(Dataset records)
☆ ☆ ☆ ☆
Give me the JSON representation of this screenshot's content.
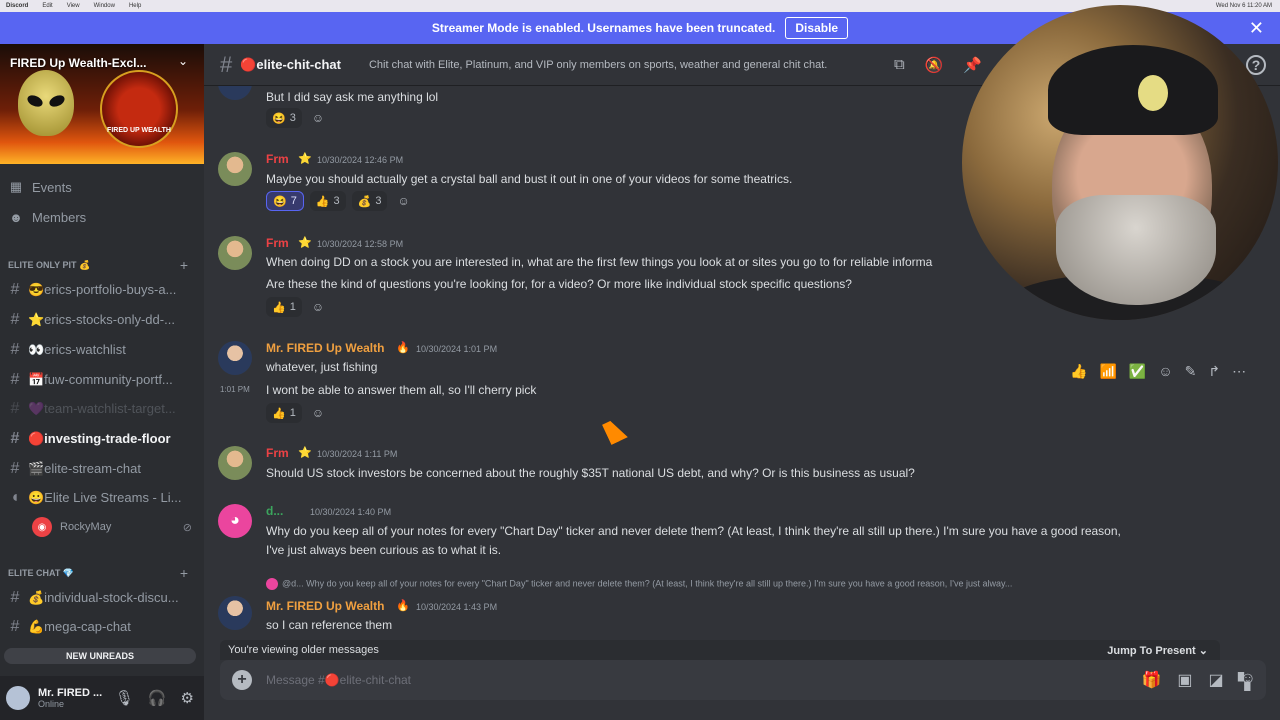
{
  "macbar": {
    "app": "Discord",
    "menus": [
      "Edit",
      "View",
      "Window",
      "Help"
    ],
    "clock": "Wed Nov 6 11:20 AM"
  },
  "banner": {
    "text": "Streamer Mode is enabled. Usernames have been truncated.",
    "disable_label": "Disable",
    "close_icon": "close-icon"
  },
  "server": {
    "name": "FIRED Up Wealth-Excl...",
    "badge_text": "FIRED UP WEALTH"
  },
  "sidebar": {
    "nav": [
      {
        "label": "Events",
        "icon": "calendar-icon"
      },
      {
        "label": "Members",
        "icon": "members-icon"
      }
    ],
    "category1": "ELITE ONLY PIT 💰",
    "channels1": [
      {
        "label": "😎erics-portfolio-buys-a..."
      },
      {
        "label": "⭐erics-stocks-only-dd-..."
      },
      {
        "label": "👀erics-watchlist"
      },
      {
        "label": "📅fuw-community-portf..."
      },
      {
        "label": "💜team-watchlist-target..."
      },
      {
        "label": "🔴investing-trade-floor"
      },
      {
        "label": "🎬elite-stream-chat"
      },
      {
        "label": "😀Elite Live Streams - Li..."
      }
    ],
    "voice_user": "RockyMay",
    "category2": "ELITE CHAT 💎",
    "channels2": [
      {
        "label": "💰individual-stock-discu..."
      },
      {
        "label": "💪mega-cap-chat"
      }
    ],
    "new_unreads": "NEW UNREADS",
    "user": {
      "name": "Mr. FIRED ...",
      "status": "Online"
    }
  },
  "header": {
    "channel": "🔴elite-chit-chat",
    "topic": "Chit chat with Elite, Platinum, and VIP only members on sports, weather and general chit chat."
  },
  "messages": [
    {
      "text": "But I did say ask me anything lol",
      "reactions": [
        {
          "emoji": "😆",
          "count": "3"
        }
      ]
    },
    {
      "author": "Frm",
      "time": "10/30/2024 12:46 PM",
      "text": "Maybe you should actually get a crystal ball and bust it out in one of your videos for some theatrics.",
      "reactions": [
        {
          "emoji": "😆",
          "count": "7"
        },
        {
          "emoji": "👍",
          "count": "3"
        },
        {
          "emoji": "💰",
          "count": "3"
        }
      ]
    },
    {
      "author": "Frm",
      "time": "10/30/2024 12:58 PM",
      "text": "When doing DD on a stock you are interested in, what are the first few things you look at or sites you go to for reliable informa",
      "text2": "Are these the kind of questions you're looking for, for a video?  Or more like individual stock specific questions?",
      "reactions": [
        {
          "emoji": "👍",
          "count": "1"
        }
      ]
    },
    {
      "author": "Mr. FIRED Up Wealth",
      "time": "10/30/2024 1:01 PM",
      "text": "whatever, just fishing",
      "side_time": "1:01 PM",
      "text2": "I wont be able to answer them all, so I'll cherry pick",
      "reactions": [
        {
          "emoji": "👍",
          "count": "1"
        }
      ]
    },
    {
      "author": "Frm",
      "time": "10/30/2024 1:11 PM",
      "text": "Should US stock investors be concerned about the roughly $35T national US debt, and why? Or is this business as usual?"
    },
    {
      "author": "d...",
      "time": "10/30/2024 1:40 PM",
      "text": "Why do you keep all of your notes for every \"Chart Day\" ticker and never delete them? (At least, I think they're all still up there.) I'm sure you have a good reason,",
      "text2": "I've just always been curious as to what it is."
    },
    {
      "reply": "@d... Why do you keep all of your notes for every \"Chart Day\" ticker and never delete them? (At least, I think they're all still up there.) I'm sure you have a good reason, I've just alway...",
      "author": "Mr. FIRED Up Wealth",
      "time": "10/30/2024 1:43 PM",
      "text": "so I can reference them"
    }
  ],
  "composer": {
    "older_text": "You're viewing older messages",
    "jump_label": "Jump To Present",
    "placeholder": "Message #🔴elite-chit-chat"
  },
  "colors": {
    "blurple": "#5865f2",
    "author_orange": "#f0a040",
    "author_red": "#ed4245",
    "bg": "#313338"
  }
}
☆ ☆ ☆ ☆
Using the entries above, return each line that includes the word "reason".

      "text": "Why do you keep all of your notes for every \"Chart Day\" ticker and never delete them? (At least, I think they're all still up there.) I'm sure you have a good reason,",
      "reply": "@d... Why do you keep all of your notes for every \"Chart Day\" ticker and never delete them? (At least, I think they're all still up there.) I'm sure you have a good reason, I've just alway...",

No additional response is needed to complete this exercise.